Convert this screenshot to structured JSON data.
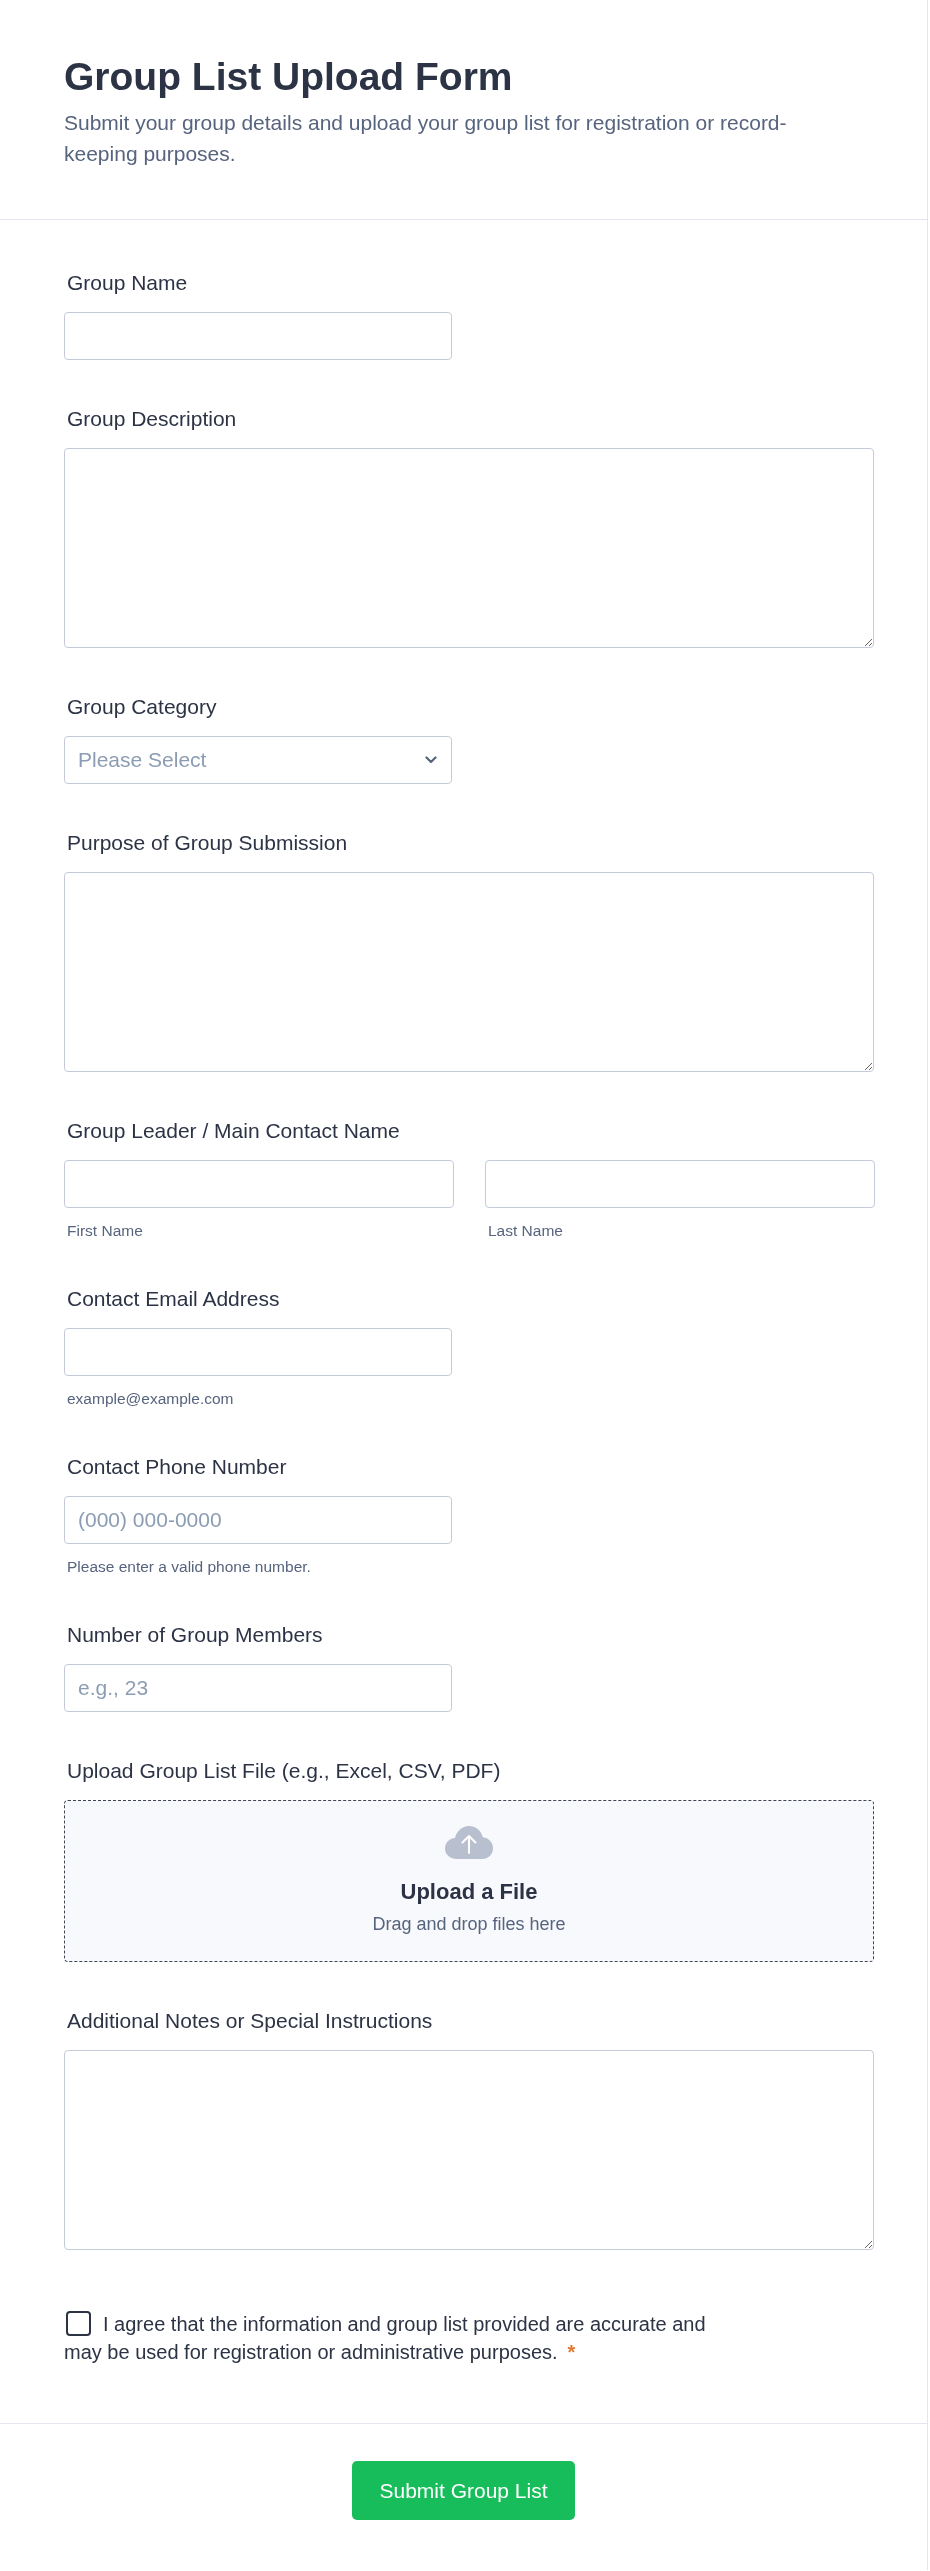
{
  "header": {
    "title": "Group List Upload Form",
    "subtitle": "Submit your group details and upload your group list for registration or record-keeping purposes."
  },
  "fields": [
    {
      "kind": "text",
      "label": "Group Name"
    },
    {
      "kind": "textarea",
      "label": "Group Description"
    },
    {
      "kind": "select",
      "label": "Group Category",
      "placeholder": "Please Select"
    },
    {
      "kind": "textarea",
      "label": "Purpose of Group Submission"
    },
    {
      "kind": "name",
      "label": "Group Leader / Main Contact Name",
      "parts": [
        {
          "sublabel": "First Name"
        },
        {
          "sublabel": "Last Name"
        }
      ]
    },
    {
      "kind": "text",
      "label": "Contact Email Address",
      "sublabel": "example@example.com"
    },
    {
      "kind": "text",
      "label": "Contact Phone Number",
      "placeholder": "(000) 000-0000",
      "sublabel": "Please enter a valid phone number."
    },
    {
      "kind": "text",
      "label": "Number of Group Members",
      "placeholder": "e.g., 23"
    },
    {
      "kind": "upload",
      "label": "Upload Group List File (e.g., Excel, CSV, PDF)",
      "title": "Upload a File",
      "hint": "Drag and drop files here"
    },
    {
      "kind": "textarea",
      "label": "Additional Notes or Special Instructions"
    },
    {
      "kind": "checkbox",
      "text": "I agree that the information and group list provided are accurate and may be used for registration or administrative purposes.",
      "checked": false,
      "required_mark": "*"
    }
  ],
  "submit": {
    "label": "Submit Group List"
  }
}
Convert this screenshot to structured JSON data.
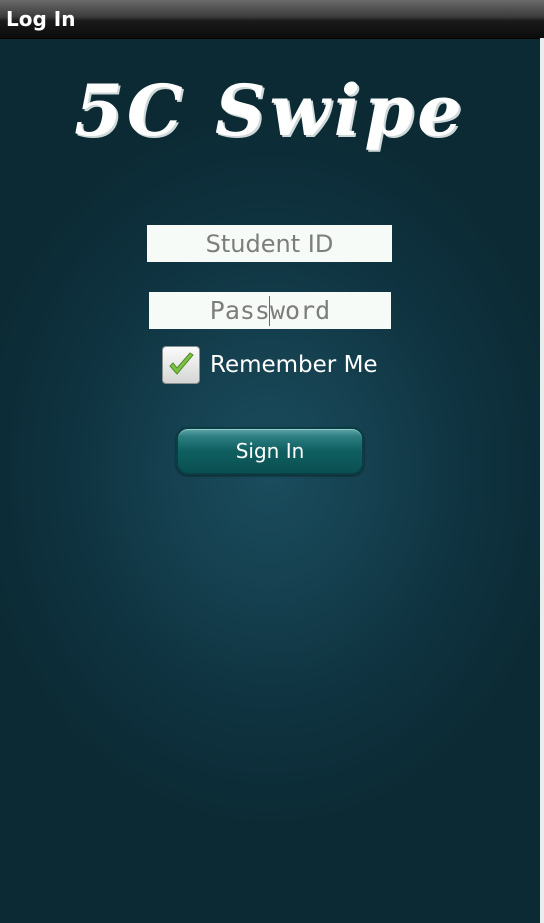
{
  "window": {
    "title": "Log In"
  },
  "app": {
    "logo_text": "5C Swipe"
  },
  "form": {
    "student_id": {
      "value": "",
      "placeholder": "Student ID"
    },
    "password": {
      "value": "",
      "placeholder": "Password"
    },
    "remember": {
      "label": "Remember Me",
      "checked": true
    },
    "submit_label": "Sign In"
  },
  "colors": {
    "background": "#0f3340",
    "accent_button": "#0f5f60",
    "check_mark": "#7cc242"
  },
  "icons": {
    "checkbox": "check-icon"
  }
}
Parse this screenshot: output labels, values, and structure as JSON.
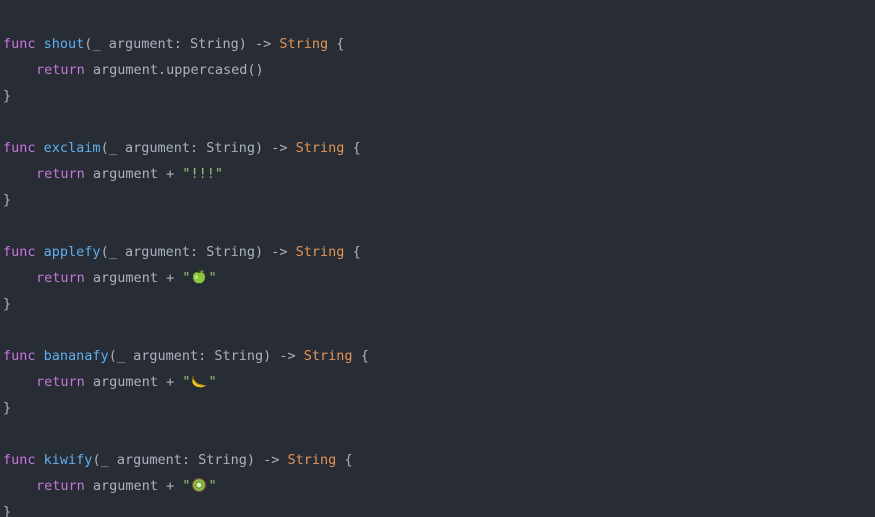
{
  "colors": {
    "background": "#282c34",
    "keyword": "#c678dd",
    "function_name": "#61afef",
    "type": "#e5c07b",
    "string": "#98c379",
    "plain": "#abb2bf"
  },
  "tokens": {
    "func": "func",
    "return": "return",
    "open_paren": "(",
    "param": "_ argument: String",
    "close_arrow": ") -> ",
    "return_type": "String",
    "open_brace": " {",
    "close_brace": "}",
    "body_arg": "argument",
    "plus": " + ",
    "quote": "\""
  },
  "functions": [
    {
      "name": "shout",
      "body": "argument.uppercased()"
    },
    {
      "name": "exclaim",
      "string_literal": "\"!!!\""
    },
    {
      "name": "applefy",
      "emoji": "green-apple-icon"
    },
    {
      "name": "bananafy",
      "emoji": "banana-icon"
    },
    {
      "name": "kiwify",
      "emoji": "kiwi-icon"
    }
  ]
}
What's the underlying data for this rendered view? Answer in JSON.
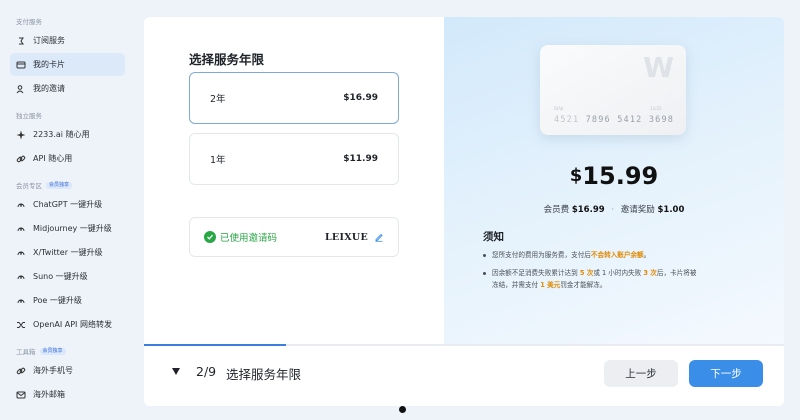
{
  "sidebar": {
    "sections": [
      {
        "title": "支付服务",
        "badge": "",
        "items": [
          {
            "label": "订阅服务",
            "icon": "subscription-icon",
            "active": false
          },
          {
            "label": "我的卡片",
            "icon": "card-icon",
            "active": true
          },
          {
            "label": "我的邀请",
            "icon": "user-invite-icon",
            "active": false
          }
        ]
      },
      {
        "title": "独立服务",
        "badge": "",
        "items": [
          {
            "label": "2233.ai 随心用",
            "icon": "sparkle-icon",
            "active": false
          },
          {
            "label": "API 随心用",
            "icon": "link-icon",
            "active": false
          }
        ]
      },
      {
        "title": "会员专区",
        "badge": "会员独享",
        "items": [
          {
            "label": "ChatGPT 一键升级",
            "icon": "upgrade-icon",
            "active": false
          },
          {
            "label": "Midjourney 一键升级",
            "icon": "upgrade-icon",
            "active": false
          },
          {
            "label": "X/Twitter 一键升级",
            "icon": "upgrade-icon",
            "active": false
          },
          {
            "label": "Suno 一键升级",
            "icon": "upgrade-icon",
            "active": false
          },
          {
            "label": "Poe 一键升级",
            "icon": "upgrade-icon",
            "active": false
          },
          {
            "label": "OpenAI API 网络转发",
            "icon": "shuffle-icon",
            "active": false
          }
        ]
      },
      {
        "title": "工具箱",
        "badge": "会员独享",
        "items": [
          {
            "label": "海外手机号",
            "icon": "link-icon",
            "active": false
          },
          {
            "label": "海外邮箱",
            "icon": "mail-icon",
            "active": false
          }
        ]
      }
    ]
  },
  "plan": {
    "title": "选择服务年限",
    "options": [
      {
        "label": "2年",
        "price": "$16.99",
        "selected": true
      },
      {
        "label": "1年",
        "price": "$11.99",
        "selected": false
      }
    ],
    "invite_label": "已使用邀请码",
    "invite_code": "LEIXUE"
  },
  "card": {
    "logo": "W",
    "small_left": "DIAJI",
    "small_right": "12/25",
    "number_groups": [
      "4521",
      "7896",
      "5412",
      "3698"
    ]
  },
  "summary": {
    "currency": "$",
    "price": "15.99",
    "member_fee_label": "会员费",
    "member_fee": "$16.99",
    "separator": "·",
    "reward_label": "邀请奖励",
    "reward": "$1.00"
  },
  "notice": {
    "title": "须知",
    "item1_a": "您所支付的费用为服务费，支付后",
    "item1_hl": "不会转入账户余额",
    "item1_b": "。",
    "item2_a": "因余额不足消费失败累计达到",
    "item2_hl1": "5 次",
    "item2_b": "或 1 小时内失败",
    "item2_hl2": "3 次",
    "item2_c": "后，卡片将被",
    "item2_line2_a": "冻结，并需支付",
    "item2_hl3": "1 美元",
    "item2_line2_b": "罚金才能解冻。"
  },
  "footer": {
    "step": "2/9",
    "step_title": "选择服务年限",
    "progress": 0.222,
    "prev_label": "上一步",
    "next_label": "下一步"
  },
  "colors": {
    "accent": "#3b8ee8",
    "success": "#28a745",
    "highlight": "#e08a00"
  }
}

§

## Instructions for the task:
Could you repeat all of the material exactly? Pictures should not be copied.

## Solution to this problem:
Convert this screenshot to structured JSON data.
{
  "header": {
    "title": "Group List Upload Form",
    "subtitle": "Submit your group details and upload your group list for registration or record-keeping purposes."
  },
  "fields": [
    {
      "kind": "text",
      "label": "Group Name"
    },
    {
      "kind": "textarea",
      "label": "Group Description"
    },
    {
      "kind": "select",
      "label": "Group Category",
      "placeholder": "Please Select"
    },
    {
      "kind": "textarea",
      "label": "Purpose of Group Submission"
    },
    {
      "kind": "name",
      "label": "Group Leader / Main Contact Name",
      "parts": [
        {
          "sublabel": "First Name"
        },
        {
          "sublabel": "Last Name"
        }
      ]
    },
    {
      "kind": "text",
      "label": "Contact Email Address",
      "sublabel": "example@example.com"
    },
    {
      "kind": "text",
      "label": "Contact Phone Number",
      "placeholder": "(000) 000-0000",
      "sublabel": "Please enter a valid phone number."
    },
    {
      "kind": "text",
      "label": "Number of Group Members",
      "placeholder": "e.g., 23"
    },
    {
      "kind": "upload",
      "label": "Upload Group List File (e.g., Excel, CSV, PDF)",
      "title": "Upload a File",
      "hint": "Drag and drop files here"
    },
    {
      "kind": "textarea",
      "label": "Additional Notes or Special Instructions"
    },
    {
      "kind": "checkbox",
      "text": "I agree that the information and group list provided are accurate and may be used for registration or administrative purposes.",
      "checked": false,
      "required_mark": "*"
    }
  ],
  "submit": {
    "label": "Submit Group List"
  }
}
Convert this screenshot to structured JSON data.
{
  "window": {
    "title": "Log In"
  },
  "app": {
    "logo_text": "5C Swipe"
  },
  "form": {
    "student_id": {
      "value": "",
      "placeholder": "Student ID"
    },
    "password": {
      "value": "",
      "placeholder": "Password"
    },
    "remember": {
      "label": "Remember Me",
      "checked": true
    },
    "submit_label": "Sign In"
  },
  "colors": {
    "background": "#0f3340",
    "accent_button": "#0f5f60",
    "check_mark": "#7cc242"
  },
  "icons": {
    "checkbox": "check-icon"
  }
}
Parse this screenshot: output labels, values, and structure as JSON.
{
  "colors": {
    "background": "#282c34",
    "keyword": "#c678dd",
    "function_name": "#61afef",
    "type": "#e5c07b",
    "string": "#98c379",
    "plain": "#abb2bf"
  },
  "tokens": {
    "func": "func",
    "return": "return",
    "open_paren": "(",
    "param": "_ argument: String",
    "close_arrow": ") -> ",
    "return_type": "String",
    "open_brace": " {",
    "close_brace": "}",
    "body_arg": "argument",
    "plus": " + ",
    "quote": "\""
  },
  "functions": [
    {
      "name": "shout",
      "body": "argument.uppercased()"
    },
    {
      "name": "exclaim",
      "string_literal": "\"!!!\""
    },
    {
      "name": "applefy",
      "emoji": "green-apple-icon"
    },
    {
      "name": "bananafy",
      "emoji": "banana-icon"
    },
    {
      "name": "kiwify",
      "emoji": "kiwi-icon"
    }
  ]
}
What's the underlying data for this rendered view? Answer in JSON.
{
  "sidebar": {
    "sections": [
      {
        "title": "支付服务",
        "badge": "",
        "items": [
          {
            "label": "订阅服务",
            "icon": "subscription-icon",
            "active": false
          },
          {
            "label": "我的卡片",
            "icon": "card-icon",
            "active": true
          },
          {
            "label": "我的邀请",
            "icon": "user-invite-icon",
            "active": false
          }
        ]
      },
      {
        "title": "独立服务",
        "badge": "",
        "items": [
          {
            "label": "2233.ai 随心用",
            "icon": "sparkle-icon",
            "active": false
          },
          {
            "label": "API 随心用",
            "icon": "link-icon",
            "active": false
          }
        ]
      },
      {
        "title": "会员专区",
        "badge": "会员独享",
        "items": [
          {
            "label": "ChatGPT 一键升级",
            "icon": "upgrade-icon",
            "active": false
          },
          {
            "label": "Midjourney 一键升级",
            "icon": "upgrade-icon",
            "active": false
          },
          {
            "label": "X/Twitter 一键升级",
            "icon": "upgrade-icon",
            "active": false
          },
          {
            "label": "Suno 一键升级",
            "icon": "upgrade-icon",
            "active": false
          },
          {
            "label": "Poe 一键升级",
            "icon": "upgrade-icon",
            "active": false
          },
          {
            "label": "OpenAI API 网络转发",
            "icon": "shuffle-icon",
            "active": false
          }
        ]
      },
      {
        "title": "工具箱",
        "badge": "会员独享",
        "items": [
          {
            "label": "海外手机号",
            "icon": "link-icon",
            "active": false
          },
          {
            "label": "海外邮箱",
            "icon": "mail-icon",
            "active": false
          }
        ]
      }
    ]
  },
  "plan": {
    "title": "选择服务年限",
    "options": [
      {
        "label": "2年",
        "price": "$16.99",
        "selected": true
      },
      {
        "label": "1年",
        "price": "$11.99",
        "selected": false
      }
    ],
    "invite_label": "已使用邀请码",
    "invite_code": "LEIXUE"
  },
  "card": {
    "logo": "W",
    "small_left": "DIAJI",
    "small_right": "12/25",
    "number_groups": [
      "4521",
      "7896",
      "5412",
      "3698"
    ]
  },
  "summary": {
    "currency": "$",
    "price": "15.99",
    "member_fee_label": "会员费",
    "member_fee": "$16.99",
    "separator": "·",
    "reward_label": "邀请奖励",
    "reward": "$1.00"
  },
  "notice": {
    "title": "须知",
    "item1_a": "您所支付的费用为服务费，支付后",
    "item1_hl": "不会转入账户余额",
    "item1_b": "。",
    "item2_a": "因余额不足消费失败累计达到",
    "item2_hl1": "5 次",
    "item2_b": "或 1 小时内失败",
    "item2_hl2": "3 次",
    "item2_c": "后，卡片将被",
    "item2_line2_a": "冻结，并需支付",
    "item2_hl3": "1 美元",
    "item2_line2_b": "罚金才能解冻。"
  },
  "footer": {
    "step": "2/9",
    "step_title": "选择服务年限",
    "progress": 0.222,
    "prev_label": "上一步",
    "next_label": "下一步"
  },
  "colors": {
    "accent": "#3b8ee8",
    "success": "#28a745",
    "highlight": "#e08a00"
  }
}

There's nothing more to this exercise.